WHAT THIS TASK INVOLVES:
Set out every line bearing the string "color".
## BEGIN
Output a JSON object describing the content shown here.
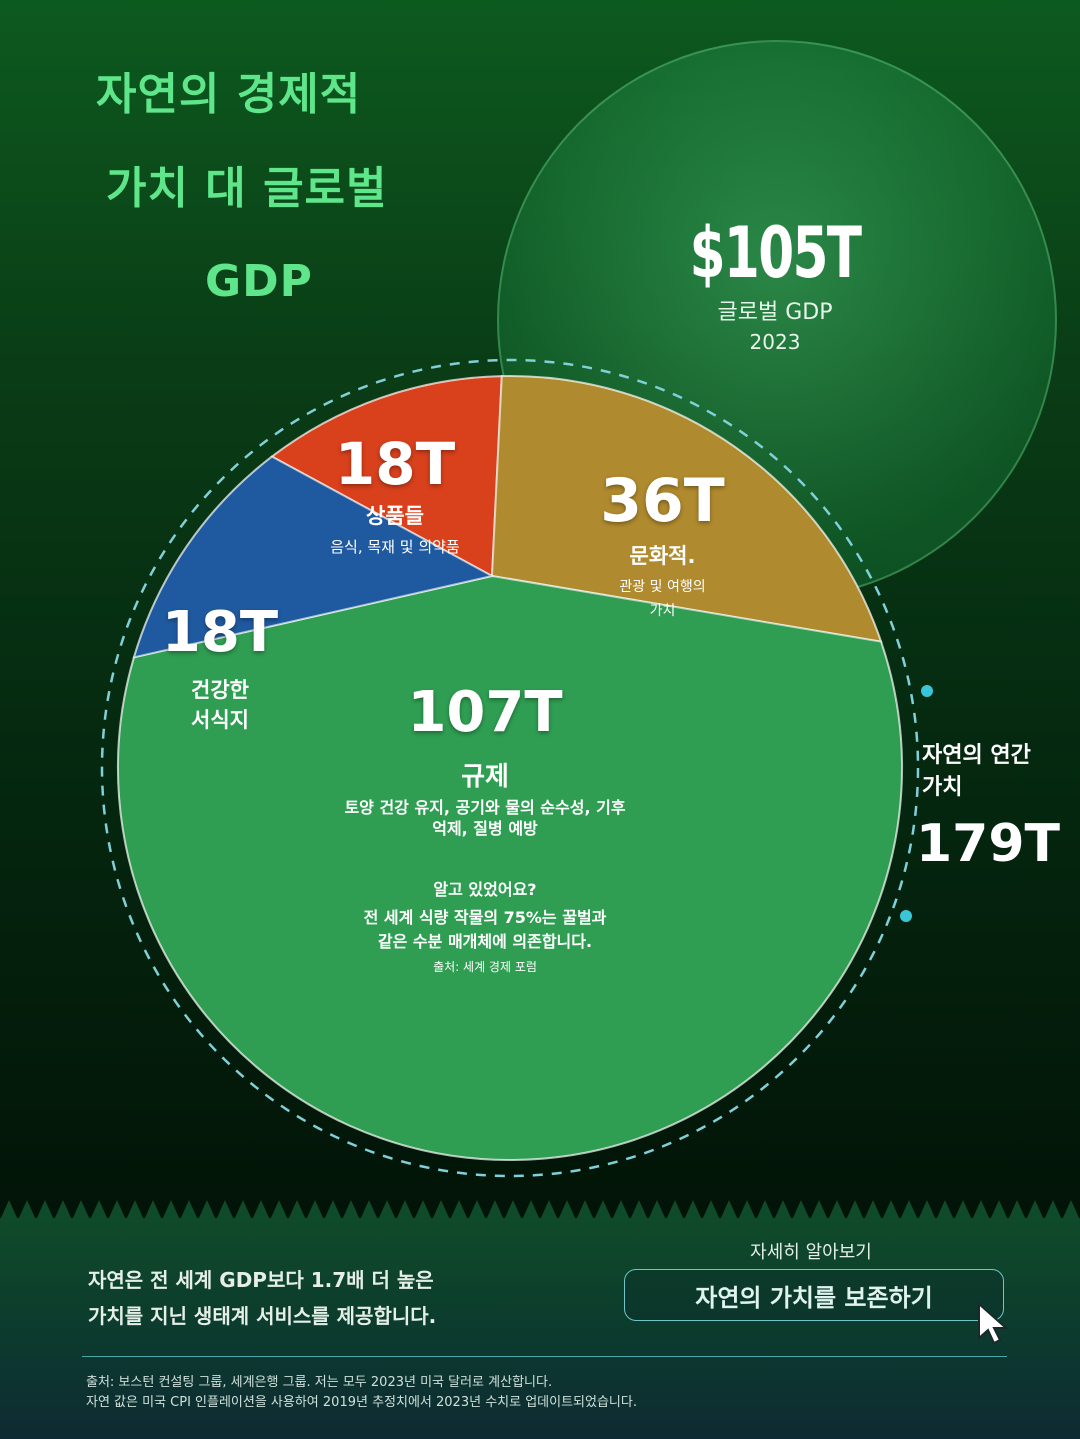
{
  "title": {
    "line1": "자연의 경제적",
    "line2": "가치 대 글로벌",
    "line3": "GDP"
  },
  "gdp": {
    "value": "$105T",
    "label": "글로벌 GDP",
    "year": "2023"
  },
  "total": {
    "label_line1": "자연의 연간",
    "label_line2": "가치",
    "value": "179T"
  },
  "chart_data": {
    "type": "pie",
    "title": "자연의 경제적 가치 대 글로벌 GDP",
    "unit": "T USD",
    "categories": [
      "상품들",
      "문화적.",
      "규제",
      "건강한 서식지"
    ],
    "values": [
      18,
      36,
      107,
      18
    ],
    "total": 179,
    "comparison": {
      "label": "글로벌 GDP",
      "year": 2023,
      "value": 105
    }
  },
  "slices": [
    {
      "value_label": "18T",
      "name": "상품들",
      "desc": "음식, 목재 및 의약품",
      "color": "#d9401c"
    },
    {
      "value_label": "36T",
      "name": "문화적.",
      "desc1": "관광 및 여행의",
      "desc2": "가치",
      "color": "#b08a2e"
    },
    {
      "value_label": "107T",
      "name": "규제",
      "desc1": "토양 건강 유지, 공기와 물의 순수성, 기후",
      "desc2": "억제, 질병 예방",
      "color": "#2f9e52"
    },
    {
      "value_label": "18T",
      "name1": "건강한",
      "name2": "서식지",
      "color": "#1f5aa0"
    }
  ],
  "fact": {
    "heading": "알고 있었어요?",
    "line1": "전 세계 식량 작물의 75%는 꿀벌과",
    "line2": "같은 수분 매개체에 의존합니다.",
    "source": "출처: 세계 경제 포럼"
  },
  "bottom": {
    "desc_line1": "자연은 전 세계 GDP보다 1.7배 더 높은",
    "desc_line2": "가치를 지닌 생태계 서비스를 제공합니다.",
    "learn_more": "자세히 알아보기",
    "cta": "자연의 가치를 보존하기",
    "source_line1": "출처: 보스턴 컨설팅 그룹, 세계은행 그룹. 저는 모두 2023년 미국 달러로 계산합니다.",
    "source_line2": "자연 값은 미국 CPI 인플레이션을 사용하여 2019년 추정치에서 2023년 수치로 업데이트되었습니다."
  }
}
## END
THE REPLY:
      "color": "#d9401c"
      "color": "#b08a2e"
      "color": "#2f9e52"
      "color": "#1f5aa0"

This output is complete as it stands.